- **WHAT YOU HAVE TO DO**:
Go through the material and write it all out exactly, minus the pictures.

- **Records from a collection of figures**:
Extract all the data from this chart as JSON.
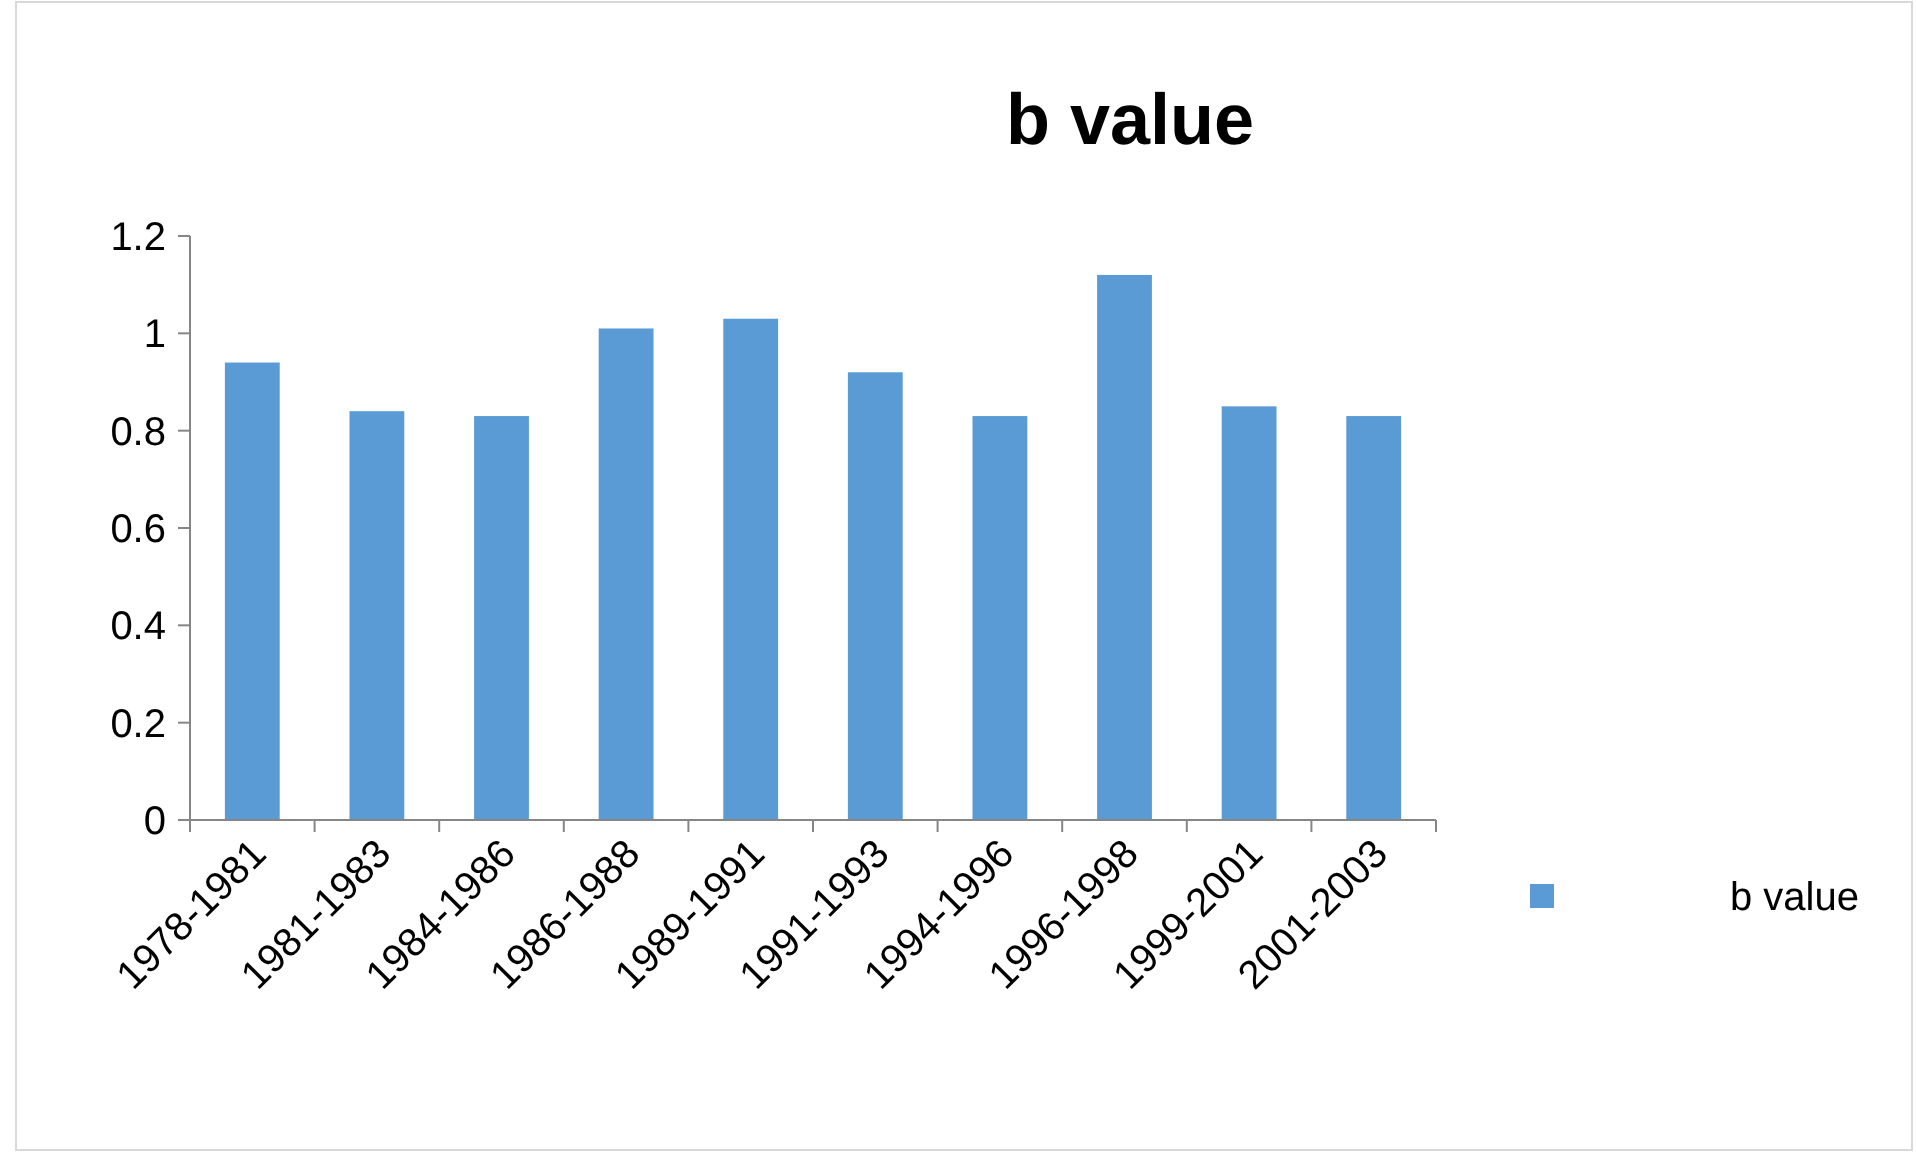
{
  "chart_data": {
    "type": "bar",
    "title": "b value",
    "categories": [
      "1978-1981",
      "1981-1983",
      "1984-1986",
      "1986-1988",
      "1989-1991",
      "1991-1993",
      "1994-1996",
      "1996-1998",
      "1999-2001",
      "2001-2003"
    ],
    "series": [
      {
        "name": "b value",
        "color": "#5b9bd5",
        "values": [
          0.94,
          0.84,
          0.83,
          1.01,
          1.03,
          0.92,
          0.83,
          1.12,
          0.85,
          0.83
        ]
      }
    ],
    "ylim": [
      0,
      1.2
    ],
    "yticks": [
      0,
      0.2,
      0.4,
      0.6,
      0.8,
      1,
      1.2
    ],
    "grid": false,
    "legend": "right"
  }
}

- **TASK ANSWER**:
Extract all the data from this chart as JSON.
{
  "chart_data": {
    "type": "bar",
    "title": "b value",
    "categories": [
      "1978-1981",
      "1981-1983",
      "1984-1986",
      "1986-1988",
      "1989-1991",
      "1991-1993",
      "1994-1996",
      "1996-1998",
      "1999-2001",
      "2001-2003"
    ],
    "series": [
      {
        "name": "b value",
        "color": "#5b9bd5",
        "values": [
          0.94,
          0.84,
          0.83,
          1.01,
          1.03,
          0.92,
          0.83,
          1.12,
          0.85,
          0.83
        ]
      }
    ],
    "ylim": [
      0,
      1.2
    ],
    "yticks": [
      0,
      0.2,
      0.4,
      0.6,
      0.8,
      1,
      1.2
    ],
    "grid": false,
    "legend": "right"
  }
}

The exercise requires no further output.